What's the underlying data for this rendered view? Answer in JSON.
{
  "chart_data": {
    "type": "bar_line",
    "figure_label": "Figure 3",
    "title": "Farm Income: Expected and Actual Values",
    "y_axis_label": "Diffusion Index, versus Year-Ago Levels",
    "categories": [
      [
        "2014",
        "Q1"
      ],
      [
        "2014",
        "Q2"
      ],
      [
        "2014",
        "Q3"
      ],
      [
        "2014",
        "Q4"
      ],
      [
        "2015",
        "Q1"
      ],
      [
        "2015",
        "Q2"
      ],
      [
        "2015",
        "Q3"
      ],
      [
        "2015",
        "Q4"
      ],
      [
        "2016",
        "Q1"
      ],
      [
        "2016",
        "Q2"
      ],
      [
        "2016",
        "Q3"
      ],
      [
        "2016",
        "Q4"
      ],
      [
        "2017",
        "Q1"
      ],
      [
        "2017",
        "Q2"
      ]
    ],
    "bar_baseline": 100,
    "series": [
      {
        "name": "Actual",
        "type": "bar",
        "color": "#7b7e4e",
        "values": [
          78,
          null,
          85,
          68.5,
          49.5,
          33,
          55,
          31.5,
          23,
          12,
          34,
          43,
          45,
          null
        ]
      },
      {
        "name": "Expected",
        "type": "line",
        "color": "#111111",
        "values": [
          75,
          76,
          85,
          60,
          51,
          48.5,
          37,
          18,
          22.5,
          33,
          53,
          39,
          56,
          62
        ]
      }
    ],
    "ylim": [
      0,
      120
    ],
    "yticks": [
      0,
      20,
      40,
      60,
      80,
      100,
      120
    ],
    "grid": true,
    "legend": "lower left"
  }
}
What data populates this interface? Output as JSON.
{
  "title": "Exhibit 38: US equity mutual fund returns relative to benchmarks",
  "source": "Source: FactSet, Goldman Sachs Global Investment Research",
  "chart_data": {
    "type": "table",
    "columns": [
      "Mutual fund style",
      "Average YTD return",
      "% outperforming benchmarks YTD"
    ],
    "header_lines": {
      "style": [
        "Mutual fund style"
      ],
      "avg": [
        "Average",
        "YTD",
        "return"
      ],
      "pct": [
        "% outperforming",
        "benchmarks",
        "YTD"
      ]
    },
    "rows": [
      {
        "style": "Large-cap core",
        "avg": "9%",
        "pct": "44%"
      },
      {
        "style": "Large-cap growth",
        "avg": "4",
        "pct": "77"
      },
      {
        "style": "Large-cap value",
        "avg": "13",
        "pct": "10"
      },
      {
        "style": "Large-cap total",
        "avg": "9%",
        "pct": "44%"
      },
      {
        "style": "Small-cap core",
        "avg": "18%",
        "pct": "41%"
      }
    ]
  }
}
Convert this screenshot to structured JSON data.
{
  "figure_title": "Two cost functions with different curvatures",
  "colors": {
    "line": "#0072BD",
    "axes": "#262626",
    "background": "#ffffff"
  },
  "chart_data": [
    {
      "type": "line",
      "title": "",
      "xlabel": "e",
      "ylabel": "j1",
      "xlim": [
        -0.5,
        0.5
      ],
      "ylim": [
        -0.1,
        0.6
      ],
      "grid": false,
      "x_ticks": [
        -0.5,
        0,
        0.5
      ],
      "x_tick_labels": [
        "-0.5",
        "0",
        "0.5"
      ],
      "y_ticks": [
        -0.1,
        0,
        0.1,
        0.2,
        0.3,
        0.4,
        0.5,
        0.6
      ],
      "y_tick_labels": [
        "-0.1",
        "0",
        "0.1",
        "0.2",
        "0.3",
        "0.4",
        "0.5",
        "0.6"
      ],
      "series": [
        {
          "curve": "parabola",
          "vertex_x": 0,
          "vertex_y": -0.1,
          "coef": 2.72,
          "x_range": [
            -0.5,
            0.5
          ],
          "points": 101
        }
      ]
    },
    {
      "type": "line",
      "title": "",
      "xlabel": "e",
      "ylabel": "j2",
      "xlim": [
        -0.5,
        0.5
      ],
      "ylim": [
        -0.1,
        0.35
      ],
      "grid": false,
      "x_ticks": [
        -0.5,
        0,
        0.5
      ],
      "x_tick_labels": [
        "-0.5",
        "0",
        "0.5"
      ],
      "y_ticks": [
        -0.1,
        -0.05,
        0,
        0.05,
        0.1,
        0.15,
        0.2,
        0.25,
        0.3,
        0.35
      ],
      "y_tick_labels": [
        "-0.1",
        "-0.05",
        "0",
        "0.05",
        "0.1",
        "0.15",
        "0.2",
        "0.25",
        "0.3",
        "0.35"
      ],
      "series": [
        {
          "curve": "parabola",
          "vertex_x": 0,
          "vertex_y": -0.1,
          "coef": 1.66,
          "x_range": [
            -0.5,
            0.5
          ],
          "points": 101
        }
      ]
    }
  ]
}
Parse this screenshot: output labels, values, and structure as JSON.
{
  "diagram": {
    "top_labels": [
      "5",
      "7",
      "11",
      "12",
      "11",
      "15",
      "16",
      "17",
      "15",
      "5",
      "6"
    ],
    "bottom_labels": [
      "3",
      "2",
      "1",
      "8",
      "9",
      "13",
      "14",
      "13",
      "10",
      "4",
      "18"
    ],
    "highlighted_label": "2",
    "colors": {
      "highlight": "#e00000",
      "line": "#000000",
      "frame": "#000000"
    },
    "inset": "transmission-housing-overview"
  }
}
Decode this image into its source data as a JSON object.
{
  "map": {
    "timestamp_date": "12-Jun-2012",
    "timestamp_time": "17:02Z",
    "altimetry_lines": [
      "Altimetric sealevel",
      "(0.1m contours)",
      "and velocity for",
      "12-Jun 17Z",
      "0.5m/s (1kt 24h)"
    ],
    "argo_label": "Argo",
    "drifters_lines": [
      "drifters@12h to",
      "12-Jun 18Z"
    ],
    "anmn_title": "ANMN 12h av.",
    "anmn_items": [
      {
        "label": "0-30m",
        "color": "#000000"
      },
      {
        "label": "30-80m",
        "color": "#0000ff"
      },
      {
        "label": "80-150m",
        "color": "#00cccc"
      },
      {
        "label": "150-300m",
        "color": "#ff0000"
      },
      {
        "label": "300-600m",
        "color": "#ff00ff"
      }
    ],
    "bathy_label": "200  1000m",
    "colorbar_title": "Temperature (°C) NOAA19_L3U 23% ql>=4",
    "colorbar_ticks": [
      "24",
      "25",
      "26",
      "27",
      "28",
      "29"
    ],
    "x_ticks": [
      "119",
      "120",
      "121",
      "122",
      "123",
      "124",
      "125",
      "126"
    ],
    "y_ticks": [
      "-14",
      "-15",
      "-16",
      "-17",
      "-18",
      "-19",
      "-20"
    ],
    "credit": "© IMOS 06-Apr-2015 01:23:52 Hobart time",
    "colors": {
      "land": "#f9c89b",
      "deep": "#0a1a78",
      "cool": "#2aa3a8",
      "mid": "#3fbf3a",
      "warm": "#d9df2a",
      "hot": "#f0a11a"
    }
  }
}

· · · · ·

▸ **Given task**
Print again each line of the listing above, exactly as it appears.

▸ **Answer to the task**
What's the underlying data for this rendered view? Answer in JSON.
{
  "chart_data": {
    "type": "bar_line",
    "figure_label": "Figure 3",
    "title": "Farm Income: Expected and Actual Values",
    "y_axis_label": "Diffusion Index, versus Year-Ago Levels",
    "categories": [
      [
        "2014",
        "Q1"
      ],
      [
        "2014",
        "Q2"
      ],
      [
        "2014",
        "Q3"
      ],
      [
        "2014",
        "Q4"
      ],
      [
        "2015",
        "Q1"
      ],
      [
        "2015",
        "Q2"
      ],
      [
        "2015",
        "Q3"
      ],
      [
        "2015",
        "Q4"
      ],
      [
        "2016",
        "Q1"
      ],
      [
        "2016",
        "Q2"
      ],
      [
        "2016",
        "Q3"
      ],
      [
        "2016",
        "Q4"
      ],
      [
        "2017",
        "Q1"
      ],
      [
        "2017",
        "Q2"
      ]
    ],
    "bar_baseline": 100,
    "series": [
      {
        "name": "Actual",
        "type": "bar",
        "color": "#7b7e4e",
        "values": [
          78,
          null,
          85,
          68.5,
          49.5,
          33,
          55,
          31.5,
          23,
          12,
          34,
          43,
          45,
          null
        ]
      },
      {
        "name": "Expected",
        "type": "line",
        "color": "#111111",
        "values": [
          75,
          76,
          85,
          60,
          51,
          48.5,
          37,
          18,
          22.5,
          33,
          53,
          39,
          56,
          62
        ]
      }
    ],
    "ylim": [
      0,
      120
    ],
    "yticks": [
      0,
      20,
      40,
      60,
      80,
      100,
      120
    ],
    "grid": true,
    "legend": "lower left"
  }
}
What data populates this interface? Output as JSON.
{
  "title": "Exhibit 38: US equity mutual fund returns relative to benchmarks",
  "source": "Source: FactSet, Goldman Sachs Global Investment Research",
  "chart_data": {
    "type": "table",
    "columns": [
      "Mutual fund style",
      "Average YTD return",
      "% outperforming benchmarks YTD"
    ],
    "header_lines": {
      "style": [
        "Mutual fund style"
      ],
      "avg": [
        "Average",
        "YTD",
        "return"
      ],
      "pct": [
        "% outperforming",
        "benchmarks",
        "YTD"
      ]
    },
    "rows": [
      {
        "style": "Large-cap core",
        "avg": "9%",
        "pct": "44%"
      },
      {
        "style": "Large-cap growth",
        "avg": "4",
        "pct": "77"
      },
      {
        "style": "Large-cap value",
        "avg": "13",
        "pct": "10"
      },
      {
        "style": "Large-cap total",
        "avg": "9%",
        "pct": "44%"
      },
      {
        "style": "Small-cap core",
        "avg": "18%",
        "pct": "41%"
      }
    ]
  }
}
Convert this screenshot to structured JSON data.
{
  "figure_title": "Two cost functions with different curvatures",
  "colors": {
    "line": "#0072BD",
    "axes": "#262626",
    "background": "#ffffff"
  },
  "chart_data": [
    {
      "type": "line",
      "title": "",
      "xlabel": "e",
      "ylabel": "j1",
      "xlim": [
        -0.5,
        0.5
      ],
      "ylim": [
        -0.1,
        0.6
      ],
      "grid": false,
      "x_ticks": [
        -0.5,
        0,
        0.5
      ],
      "x_tick_labels": [
        "-0.5",
        "0",
        "0.5"
      ],
      "y_ticks": [
        -0.1,
        0,
        0.1,
        0.2,
        0.3,
        0.4,
        0.5,
        0.6
      ],
      "y_tick_labels": [
        "-0.1",
        "0",
        "0.1",
        "0.2",
        "0.3",
        "0.4",
        "0.5",
        "0.6"
      ],
      "series": [
        {
          "curve": "parabola",
          "vertex_x": 0,
          "vertex_y": -0.1,
          "coef": 2.72,
          "x_range": [
            -0.5,
            0.5
          ],
          "points": 101
        }
      ]
    },
    {
      "type": "line",
      "title": "",
      "xlabel": "e",
      "ylabel": "j2",
      "xlim": [
        -0.5,
        0.5
      ],
      "ylim": [
        -0.1,
        0.35
      ],
      "grid": false,
      "x_ticks": [
        -0.5,
        0,
        0.5
      ],
      "x_tick_labels": [
        "-0.5",
        "0",
        "0.5"
      ],
      "y_ticks": [
        -0.1,
        -0.05,
        0,
        0.05,
        0.1,
        0.15,
        0.2,
        0.25,
        0.3,
        0.35
      ],
      "y_tick_labels": [
        "-0.1",
        "-0.05",
        "0",
        "0.05",
        "0.1",
        "0.15",
        "0.2",
        "0.25",
        "0.3",
        "0.35"
      ],
      "series": [
        {
          "curve": "parabola",
          "vertex_x": 0,
          "vertex_y": -0.1,
          "coef": 1.66,
          "x_range": [
            -0.5,
            0.5
          ],
          "points": 101
        }
      ]
    }
  ]
}
Parse this screenshot: output labels, values, and structure as JSON.
{
  "diagram": {
    "top_labels": [
      "5",
      "7",
      "11",
      "12",
      "11",
      "15",
      "16",
      "17",
      "15",
      "5",
      "6"
    ],
    "bottom_labels": [
      "3",
      "2",
      "1",
      "8",
      "9",
      "13",
      "14",
      "13",
      "10",
      "4",
      "18"
    ],
    "highlighted_label": "2",
    "colors": {
      "highlight": "#e00000",
      "line": "#000000",
      "frame": "#000000"
    },
    "inset": "transmission-housing-overview"
  }
}
Decode this image into its source data as a JSON object.
{
  "map": {
    "timestamp_date": "12-Jun-2012",
    "timestamp_time": "17:02Z",
    "altimetry_lines": [
      "Altimetric sealevel",
      "(0.1m contours)",
      "and velocity for",
      "12-Jun 17Z",
      "0.5m/s (1kt 24h)"
    ],
    "argo_label": "Argo",
    "drifters_lines": [
      "drifters@12h to",
      "12-Jun 18Z"
    ],
    "anmn_title": "ANMN 12h av.",
    "anmn_items": [
      {
        "label": "0-30m",
        "color": "#000000"
      },
      {
        "label": "30-80m",
        "color": "#0000ff"
      },
      {
        "label": "80-150m",
        "color": "#00cccc"
      },
      {
        "label": "150-300m",
        "color": "#ff0000"
      },
      {
        "label": "300-600m",
        "color": "#ff00ff"
      }
    ],
    "bathy_label": "200  1000m",
    "colorbar_title": "Temperature (°C) NOAA19_L3U 23% ql>=4",
    "colorbar_ticks": [
      "24",
      "25",
      "26",
      "27",
      "28",
      "29"
    ],
    "x_ticks": [
      "119",
      "120",
      "121",
      "122",
      "123",
      "124",
      "125",
      "126"
    ],
    "y_ticks": [
      "-14",
      "-15",
      "-16",
      "-17",
      "-18",
      "-19",
      "-20"
    ],
    "credit": "© IMOS 06-Apr-2015 01:23:52 Hobart time",
    "colors": {
      "land": "#f9c89b",
      "deep": "#0a1a78",
      "cool": "#2aa3a8",
      "mid": "#3fbf3a",
      "warm": "#d9df2a",
      "hot": "#f0a11a"
    }
  }
}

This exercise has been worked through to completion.